## The task
Select the lines of the records containing the word "Flow" and list them.

[START]

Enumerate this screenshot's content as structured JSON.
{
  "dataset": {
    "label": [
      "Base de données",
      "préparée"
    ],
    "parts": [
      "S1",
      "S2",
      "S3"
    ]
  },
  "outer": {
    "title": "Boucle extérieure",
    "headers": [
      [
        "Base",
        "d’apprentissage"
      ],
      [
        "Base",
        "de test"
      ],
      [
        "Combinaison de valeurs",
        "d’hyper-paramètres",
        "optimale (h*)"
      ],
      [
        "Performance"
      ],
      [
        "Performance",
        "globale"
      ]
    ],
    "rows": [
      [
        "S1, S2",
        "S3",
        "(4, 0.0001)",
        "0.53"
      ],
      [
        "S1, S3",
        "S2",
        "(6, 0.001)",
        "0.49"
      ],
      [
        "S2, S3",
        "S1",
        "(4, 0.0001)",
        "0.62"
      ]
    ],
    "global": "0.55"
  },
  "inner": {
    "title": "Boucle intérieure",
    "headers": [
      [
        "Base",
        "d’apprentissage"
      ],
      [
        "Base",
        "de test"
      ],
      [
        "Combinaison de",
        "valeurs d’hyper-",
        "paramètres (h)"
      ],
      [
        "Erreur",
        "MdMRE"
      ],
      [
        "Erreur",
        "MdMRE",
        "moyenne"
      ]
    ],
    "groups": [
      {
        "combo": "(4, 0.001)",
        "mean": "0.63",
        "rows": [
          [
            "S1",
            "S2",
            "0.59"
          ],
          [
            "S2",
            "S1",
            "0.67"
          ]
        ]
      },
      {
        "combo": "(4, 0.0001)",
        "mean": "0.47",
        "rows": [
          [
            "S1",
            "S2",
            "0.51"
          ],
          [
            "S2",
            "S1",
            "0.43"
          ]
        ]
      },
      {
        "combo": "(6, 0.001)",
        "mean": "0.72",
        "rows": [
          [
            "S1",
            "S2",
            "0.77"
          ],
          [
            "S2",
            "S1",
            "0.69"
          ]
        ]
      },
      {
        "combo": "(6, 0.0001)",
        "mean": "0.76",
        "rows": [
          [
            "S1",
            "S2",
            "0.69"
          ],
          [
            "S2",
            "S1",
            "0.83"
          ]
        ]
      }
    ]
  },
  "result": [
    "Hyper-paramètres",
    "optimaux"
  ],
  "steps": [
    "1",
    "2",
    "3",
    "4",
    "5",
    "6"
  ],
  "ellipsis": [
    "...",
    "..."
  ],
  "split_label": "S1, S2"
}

[END]
[START]

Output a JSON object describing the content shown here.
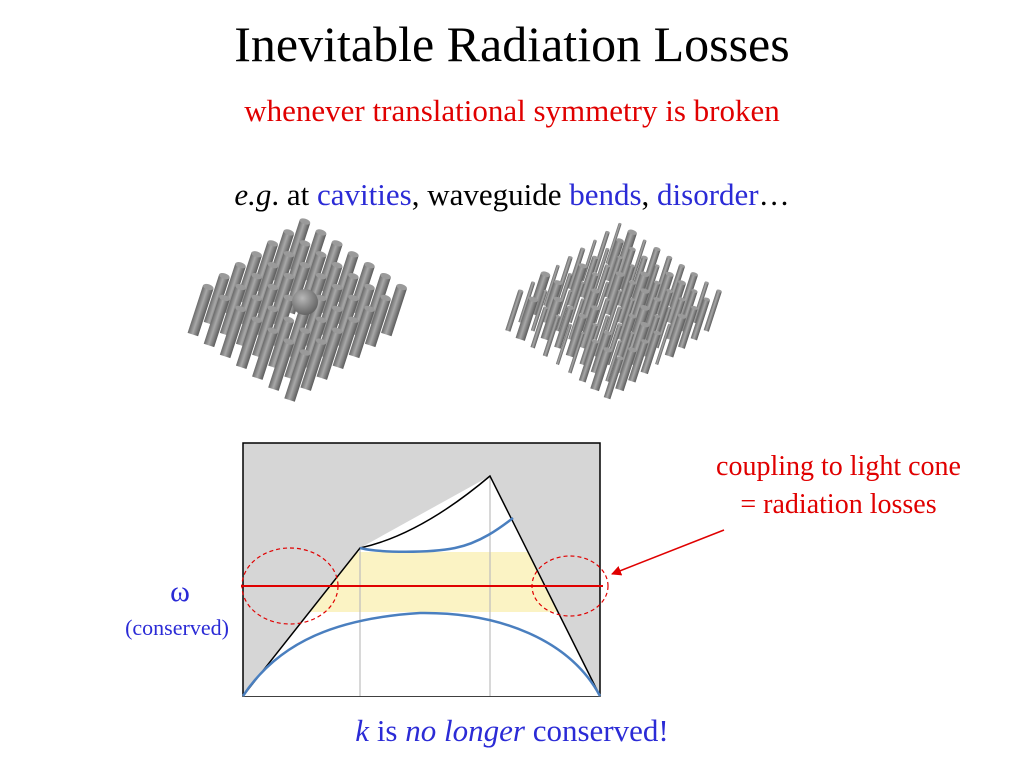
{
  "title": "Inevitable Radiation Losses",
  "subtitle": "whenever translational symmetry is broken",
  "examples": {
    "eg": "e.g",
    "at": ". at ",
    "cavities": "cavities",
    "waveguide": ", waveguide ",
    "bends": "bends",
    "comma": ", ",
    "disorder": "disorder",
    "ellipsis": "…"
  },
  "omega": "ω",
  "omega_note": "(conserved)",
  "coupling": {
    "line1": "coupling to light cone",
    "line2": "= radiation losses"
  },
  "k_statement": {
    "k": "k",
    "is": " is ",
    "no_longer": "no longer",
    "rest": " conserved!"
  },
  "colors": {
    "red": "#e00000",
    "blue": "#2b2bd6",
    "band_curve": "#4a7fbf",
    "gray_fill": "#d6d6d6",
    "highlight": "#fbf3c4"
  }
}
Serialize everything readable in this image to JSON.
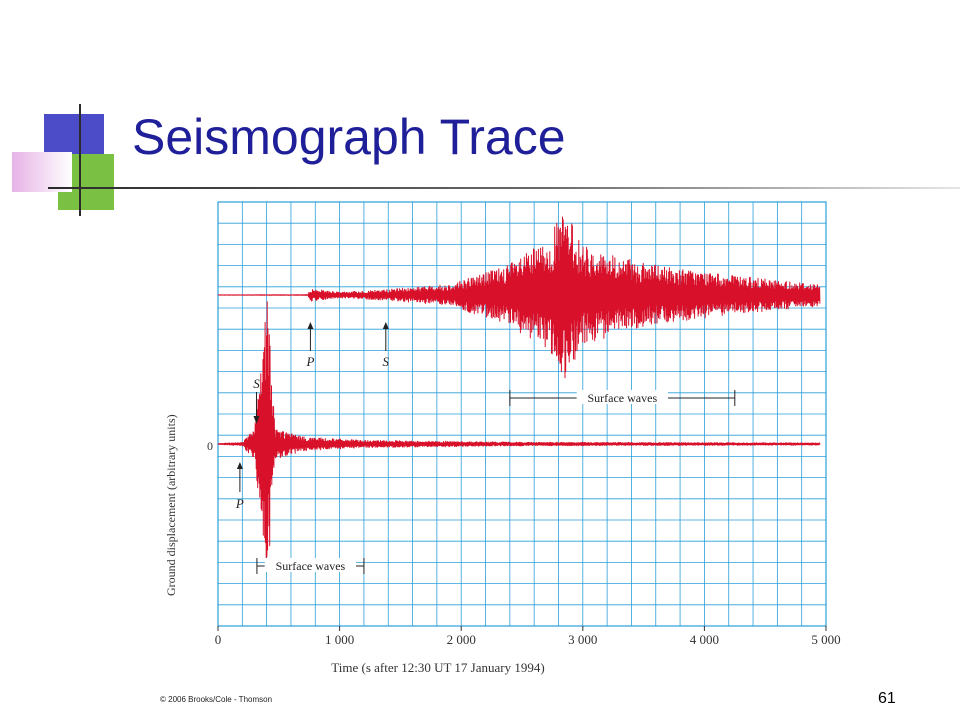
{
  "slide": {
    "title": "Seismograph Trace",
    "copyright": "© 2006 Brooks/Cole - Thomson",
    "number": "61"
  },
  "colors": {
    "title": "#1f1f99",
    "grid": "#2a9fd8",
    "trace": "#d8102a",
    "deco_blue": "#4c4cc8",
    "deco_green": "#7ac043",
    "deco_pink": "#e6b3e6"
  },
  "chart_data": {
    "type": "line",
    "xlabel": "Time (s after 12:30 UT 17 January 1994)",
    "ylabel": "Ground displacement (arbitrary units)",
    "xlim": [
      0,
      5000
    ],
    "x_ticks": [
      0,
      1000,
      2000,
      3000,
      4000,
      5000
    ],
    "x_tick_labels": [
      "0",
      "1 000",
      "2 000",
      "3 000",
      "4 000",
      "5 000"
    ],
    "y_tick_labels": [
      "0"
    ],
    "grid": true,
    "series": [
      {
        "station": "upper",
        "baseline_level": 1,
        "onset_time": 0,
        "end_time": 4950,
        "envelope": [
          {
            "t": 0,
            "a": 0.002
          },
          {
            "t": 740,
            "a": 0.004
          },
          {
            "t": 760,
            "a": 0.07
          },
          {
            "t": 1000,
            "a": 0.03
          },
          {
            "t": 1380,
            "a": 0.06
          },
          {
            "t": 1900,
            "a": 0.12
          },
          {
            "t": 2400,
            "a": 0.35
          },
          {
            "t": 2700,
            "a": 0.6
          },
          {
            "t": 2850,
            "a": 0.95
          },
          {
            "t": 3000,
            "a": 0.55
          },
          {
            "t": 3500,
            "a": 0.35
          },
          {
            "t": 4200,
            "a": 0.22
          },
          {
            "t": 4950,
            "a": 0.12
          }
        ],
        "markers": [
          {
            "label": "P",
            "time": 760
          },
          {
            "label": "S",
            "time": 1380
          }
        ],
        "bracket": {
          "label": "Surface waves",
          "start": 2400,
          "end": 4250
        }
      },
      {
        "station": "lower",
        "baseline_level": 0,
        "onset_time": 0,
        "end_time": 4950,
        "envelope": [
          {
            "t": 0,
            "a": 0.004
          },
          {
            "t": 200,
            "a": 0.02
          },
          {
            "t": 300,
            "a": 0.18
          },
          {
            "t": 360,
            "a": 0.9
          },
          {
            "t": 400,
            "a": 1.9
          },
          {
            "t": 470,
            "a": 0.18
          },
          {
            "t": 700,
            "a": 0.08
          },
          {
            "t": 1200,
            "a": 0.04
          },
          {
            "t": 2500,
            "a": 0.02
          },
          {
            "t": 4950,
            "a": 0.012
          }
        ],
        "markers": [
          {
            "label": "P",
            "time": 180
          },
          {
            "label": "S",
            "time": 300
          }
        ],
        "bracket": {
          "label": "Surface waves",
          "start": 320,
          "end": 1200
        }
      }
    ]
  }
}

[END]
[START]

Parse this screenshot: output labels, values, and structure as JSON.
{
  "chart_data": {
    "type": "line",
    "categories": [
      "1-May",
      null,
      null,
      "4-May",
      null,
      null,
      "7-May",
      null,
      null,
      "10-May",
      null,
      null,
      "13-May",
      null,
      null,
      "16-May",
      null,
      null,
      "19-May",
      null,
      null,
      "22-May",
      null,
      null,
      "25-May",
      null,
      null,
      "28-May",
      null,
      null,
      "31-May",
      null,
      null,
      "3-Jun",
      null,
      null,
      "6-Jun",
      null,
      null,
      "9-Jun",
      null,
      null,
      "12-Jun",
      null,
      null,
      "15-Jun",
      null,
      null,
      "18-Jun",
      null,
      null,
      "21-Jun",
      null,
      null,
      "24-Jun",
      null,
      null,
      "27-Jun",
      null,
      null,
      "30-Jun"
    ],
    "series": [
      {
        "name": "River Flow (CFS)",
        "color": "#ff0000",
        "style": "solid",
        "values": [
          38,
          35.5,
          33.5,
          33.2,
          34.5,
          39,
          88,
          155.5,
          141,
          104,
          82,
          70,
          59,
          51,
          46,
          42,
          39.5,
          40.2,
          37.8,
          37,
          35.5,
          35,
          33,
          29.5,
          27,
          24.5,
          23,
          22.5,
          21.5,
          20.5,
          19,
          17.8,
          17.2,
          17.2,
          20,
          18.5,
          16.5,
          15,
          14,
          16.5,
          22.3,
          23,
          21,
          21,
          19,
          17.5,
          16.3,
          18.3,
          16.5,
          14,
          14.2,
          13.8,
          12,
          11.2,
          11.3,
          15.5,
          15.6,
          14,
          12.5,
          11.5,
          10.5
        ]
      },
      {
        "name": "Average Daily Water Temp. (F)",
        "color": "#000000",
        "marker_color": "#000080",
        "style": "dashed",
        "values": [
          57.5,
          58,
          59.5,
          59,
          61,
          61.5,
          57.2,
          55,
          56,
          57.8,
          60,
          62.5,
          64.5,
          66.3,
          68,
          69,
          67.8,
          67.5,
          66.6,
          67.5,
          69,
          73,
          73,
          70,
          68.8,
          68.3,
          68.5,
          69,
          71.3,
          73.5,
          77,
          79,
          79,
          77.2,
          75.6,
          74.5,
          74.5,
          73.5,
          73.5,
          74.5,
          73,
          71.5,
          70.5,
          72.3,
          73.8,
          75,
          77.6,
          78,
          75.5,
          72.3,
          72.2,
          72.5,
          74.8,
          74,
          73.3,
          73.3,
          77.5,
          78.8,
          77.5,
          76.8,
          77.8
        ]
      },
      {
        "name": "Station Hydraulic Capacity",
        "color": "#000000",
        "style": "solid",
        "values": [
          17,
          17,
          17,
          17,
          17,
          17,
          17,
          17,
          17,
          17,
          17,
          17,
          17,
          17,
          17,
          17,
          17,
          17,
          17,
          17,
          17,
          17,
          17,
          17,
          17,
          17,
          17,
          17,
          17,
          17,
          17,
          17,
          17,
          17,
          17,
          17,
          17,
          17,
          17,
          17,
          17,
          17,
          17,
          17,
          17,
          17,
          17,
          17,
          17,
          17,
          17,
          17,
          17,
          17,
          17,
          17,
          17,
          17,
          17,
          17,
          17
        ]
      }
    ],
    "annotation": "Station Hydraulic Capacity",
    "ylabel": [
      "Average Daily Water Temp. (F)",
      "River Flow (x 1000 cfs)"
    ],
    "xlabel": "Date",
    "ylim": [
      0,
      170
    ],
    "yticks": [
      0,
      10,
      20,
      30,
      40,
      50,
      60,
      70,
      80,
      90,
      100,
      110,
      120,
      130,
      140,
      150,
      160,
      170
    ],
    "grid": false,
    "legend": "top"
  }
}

[END]

## Full answer
        "name": "River Flow (CFS)",
      "River Flow (x 1000 cfs)"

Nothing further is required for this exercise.